* BRIEF:
Write out the entries below once more, exactly.

* Extracted records:
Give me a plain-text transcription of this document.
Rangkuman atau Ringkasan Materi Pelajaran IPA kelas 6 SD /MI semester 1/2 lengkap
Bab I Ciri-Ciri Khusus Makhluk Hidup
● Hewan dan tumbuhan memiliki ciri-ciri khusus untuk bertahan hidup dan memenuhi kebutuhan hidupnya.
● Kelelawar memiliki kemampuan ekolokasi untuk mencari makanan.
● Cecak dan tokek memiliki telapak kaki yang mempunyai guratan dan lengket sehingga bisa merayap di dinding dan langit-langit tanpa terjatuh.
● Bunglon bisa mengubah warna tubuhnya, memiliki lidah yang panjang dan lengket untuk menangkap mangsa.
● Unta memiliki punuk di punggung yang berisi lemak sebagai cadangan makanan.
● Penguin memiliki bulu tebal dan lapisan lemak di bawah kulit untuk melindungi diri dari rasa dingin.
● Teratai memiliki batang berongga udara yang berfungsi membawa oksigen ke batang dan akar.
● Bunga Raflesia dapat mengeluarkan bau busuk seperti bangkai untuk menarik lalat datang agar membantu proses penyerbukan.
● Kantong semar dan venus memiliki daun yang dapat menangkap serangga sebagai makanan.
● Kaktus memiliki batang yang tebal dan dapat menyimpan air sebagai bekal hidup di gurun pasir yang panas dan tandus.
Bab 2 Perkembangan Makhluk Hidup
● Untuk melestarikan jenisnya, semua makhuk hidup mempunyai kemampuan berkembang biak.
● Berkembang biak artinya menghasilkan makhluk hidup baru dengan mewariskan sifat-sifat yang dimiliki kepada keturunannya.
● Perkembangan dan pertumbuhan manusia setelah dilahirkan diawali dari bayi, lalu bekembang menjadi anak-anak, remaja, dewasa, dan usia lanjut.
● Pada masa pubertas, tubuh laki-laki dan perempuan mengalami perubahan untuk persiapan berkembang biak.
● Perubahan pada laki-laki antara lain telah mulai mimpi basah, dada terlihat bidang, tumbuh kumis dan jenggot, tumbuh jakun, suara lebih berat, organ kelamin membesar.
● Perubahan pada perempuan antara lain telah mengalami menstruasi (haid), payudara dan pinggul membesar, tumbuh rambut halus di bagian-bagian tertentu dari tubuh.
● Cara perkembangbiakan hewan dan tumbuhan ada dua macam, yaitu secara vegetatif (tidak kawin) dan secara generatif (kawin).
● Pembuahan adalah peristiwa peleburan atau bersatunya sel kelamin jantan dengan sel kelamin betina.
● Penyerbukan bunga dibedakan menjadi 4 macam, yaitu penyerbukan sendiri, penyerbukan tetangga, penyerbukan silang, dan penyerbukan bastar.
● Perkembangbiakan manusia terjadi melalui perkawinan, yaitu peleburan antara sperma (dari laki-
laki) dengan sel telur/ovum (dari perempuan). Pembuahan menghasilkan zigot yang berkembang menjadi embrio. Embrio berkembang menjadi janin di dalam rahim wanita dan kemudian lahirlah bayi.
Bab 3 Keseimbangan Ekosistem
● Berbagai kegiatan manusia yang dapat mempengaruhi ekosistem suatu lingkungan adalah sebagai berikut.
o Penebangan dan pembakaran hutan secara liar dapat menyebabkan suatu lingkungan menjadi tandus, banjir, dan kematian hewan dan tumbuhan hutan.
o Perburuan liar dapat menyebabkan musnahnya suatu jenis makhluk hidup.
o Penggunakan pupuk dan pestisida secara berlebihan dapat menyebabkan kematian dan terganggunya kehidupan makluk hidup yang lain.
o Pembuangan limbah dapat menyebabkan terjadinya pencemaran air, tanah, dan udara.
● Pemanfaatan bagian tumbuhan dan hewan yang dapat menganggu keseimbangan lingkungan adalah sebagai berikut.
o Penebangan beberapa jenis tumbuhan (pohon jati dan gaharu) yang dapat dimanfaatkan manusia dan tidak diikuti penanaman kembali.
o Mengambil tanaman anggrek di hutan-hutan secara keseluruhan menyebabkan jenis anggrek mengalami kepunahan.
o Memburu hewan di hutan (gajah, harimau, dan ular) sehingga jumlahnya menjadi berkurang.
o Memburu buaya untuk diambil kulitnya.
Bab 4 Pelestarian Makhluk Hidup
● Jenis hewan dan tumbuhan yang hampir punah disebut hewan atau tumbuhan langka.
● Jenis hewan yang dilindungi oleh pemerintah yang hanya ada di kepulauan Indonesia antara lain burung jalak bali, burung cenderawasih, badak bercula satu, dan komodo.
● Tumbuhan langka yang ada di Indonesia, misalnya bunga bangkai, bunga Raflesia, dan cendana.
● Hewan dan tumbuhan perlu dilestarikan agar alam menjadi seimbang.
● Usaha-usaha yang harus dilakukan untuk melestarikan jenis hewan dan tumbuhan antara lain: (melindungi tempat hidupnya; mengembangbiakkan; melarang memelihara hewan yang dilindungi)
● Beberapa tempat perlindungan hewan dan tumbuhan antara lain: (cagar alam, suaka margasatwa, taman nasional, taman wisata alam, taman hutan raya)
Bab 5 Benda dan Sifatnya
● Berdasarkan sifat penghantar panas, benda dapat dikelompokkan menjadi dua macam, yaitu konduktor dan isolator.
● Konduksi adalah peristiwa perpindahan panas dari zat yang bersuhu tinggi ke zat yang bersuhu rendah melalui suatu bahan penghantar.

* ANSWER:
Give me a plain-text transcription of this document.
Rangkuman atau Ringkasan Materi Pelajaran IPA kelas 6 SD /MI semester 1/2 lengkap
Bab I Ciri-Ciri Khusus Makhluk Hidup
● Hewan dan tumbuhan memiliki ciri-ciri khusus untuk bertahan hidup dan memenuhi kebutuhan hidupnya.
● Kelelawar memiliki kemampuan ekolokasi untuk mencari makanan.
● Cecak dan tokek memiliki telapak kaki yang mempunyai guratan dan lengket sehingga bisa merayap di dinding dan langit-langit tanpa terjatuh.
● Bunglon bisa mengubah warna tubuhnya, memiliki lidah yang panjang dan lengket untuk menangkap mangsa.
● Unta memiliki punuk di punggung yang berisi lemak sebagai cadangan makanan.
● Penguin memiliki bulu tebal dan lapisan lemak di bawah kulit untuk melindungi diri dari rasa dingin.
● Teratai memiliki batang berongga udara yang berfungsi membawa oksigen ke batang dan akar.
● Bunga Raflesia dapat mengeluarkan bau busuk seperti bangkai untuk menarik lalat datang agar membantu proses penyerbukan.
● Kantong semar dan venus memiliki daun yang dapat menangkap serangga sebagai makanan.
● Kaktus memiliki batang yang tebal dan dapat menyimpan air sebagai bekal hidup di gurun pasir yang panas dan tandus.
Bab 2 Perkembangan Makhluk Hidup
● Untuk melestarikan jenisnya, semua makhuk hidup mempunyai kemampuan berkembang biak.
● Berkembang biak artinya menghasilkan makhluk hidup baru dengan mewariskan sifat-sifat yang dimiliki kepada keturunannya.
● Perkembangan dan pertumbuhan manusia setelah dilahirkan diawali dari bayi, lalu bekembang menjadi anak-anak, remaja, dewasa, dan usia lanjut.
● Pada masa pubertas, tubuh laki-laki dan perempuan mengalami perubahan untuk persiapan berkembang biak.
● Perubahan pada laki-laki antara lain telah mulai mimpi basah, dada terlihat bidang, tumbuh kumis dan jenggot, tumbuh jakun, suara lebih berat, organ kelamin membesar.
● Perubahan pada perempuan antara lain telah mengalami menstruasi (haid), payudara dan pinggul membesar, tumbuh rambut halus di bagian-bagian tertentu dari tubuh.
● Cara perkembangbiakan hewan dan tumbuhan ada dua macam, yaitu secara vegetatif (tidak kawin) dan secara generatif (kawin).
● Pembuahan adalah peristiwa peleburan atau bersatunya sel kelamin jantan dengan sel kelamin betina.
● Penyerbukan bunga dibedakan menjadi 4 macam, yaitu penyerbukan sendiri, penyerbukan tetangga, penyerbukan silang, dan penyerbukan bastar.
● Perkembangbiakan manusia terjadi melalui perkawinan, yaitu peleburan antara sperma (dari laki-
laki) dengan sel telur/ovum (dari perempuan). Pembuahan menghasilkan zigot yang berkembang menjadi embrio. Embrio berkembang menjadi janin di dalam rahim wanita dan kemudian lahirlah bayi.
Bab 3 Keseimbangan Ekosistem
● Berbagai kegiatan manusia yang dapat mempengaruhi ekosistem suatu lingkungan adalah sebagai berikut.
o Penebangan dan pembakaran hutan secara liar dapat menyebabkan suatu lingkungan menjadi tandus, banjir, dan kematian hewan dan tumbuhan hutan.
o Perburuan liar dapat menyebabkan musnahnya suatu jenis makhluk hidup.
o Penggunakan pupuk dan pestisida secara berlebihan dapat menyebabkan kematian dan terganggunya kehidupan makluk hidup yang lain.
o Pembuangan limbah dapat menyebabkan terjadinya pencemaran air, tanah, dan udara.
● Pemanfaatan bagian tumbuhan dan hewan yang dapat menganggu keseimbangan lingkungan adalah sebagai berikut.
o Penebangan beberapa jenis tumbuhan (pohon jati dan gaharu) yang dapat dimanfaatkan manusia dan tidak diikuti penanaman kembali.
o Mengambil tanaman anggrek di hutan-hutan secara keseluruhan menyebabkan jenis anggrek mengalami kepunahan.
o Memburu hewan di hutan (gajah, harimau, dan ular) sehingga jumlahnya menjadi berkurang.
o Memburu buaya untuk diambil kulitnya.
Bab 4 Pelestarian Makhluk Hidup
● Jenis hewan dan tumbuhan yang hampir punah disebut hewan atau tumbuhan langka.
● Jenis hewan yang dilindungi oleh pemerintah yang hanya ada di kepulauan Indonesia antara lain burung jalak bali, burung cenderawasih, badak bercula satu, dan komodo.
● Tumbuhan langka yang ada di Indonesia, misalnya bunga bangkai, bunga Raflesia, dan cendana.
● Hewan dan tumbuhan perlu dilestarikan agar alam menjadi seimbang.
● Usaha-usaha yang harus dilakukan untuk melestarikan jenis hewan dan tumbuhan antara lain: (melindungi tempat hidupnya; mengembangbiakkan; melarang memelihara hewan yang dilindungi)
● Beberapa tempat perlindungan hewan dan tumbuhan antara lain: (cagar alam, suaka margasatwa, taman nasional, taman wisata alam, taman hutan raya)
Bab 5 Benda dan Sifatnya
● Berdasarkan sifat penghantar panas, benda dapat dikelompokkan menjadi dua macam, yaitu konduktor dan isolator.
● Konduksi adalah peristiwa perpindahan panas dari zat yang bersuhu tinggi ke zat yang bersuhu rendah melalui suatu bahan penghantar.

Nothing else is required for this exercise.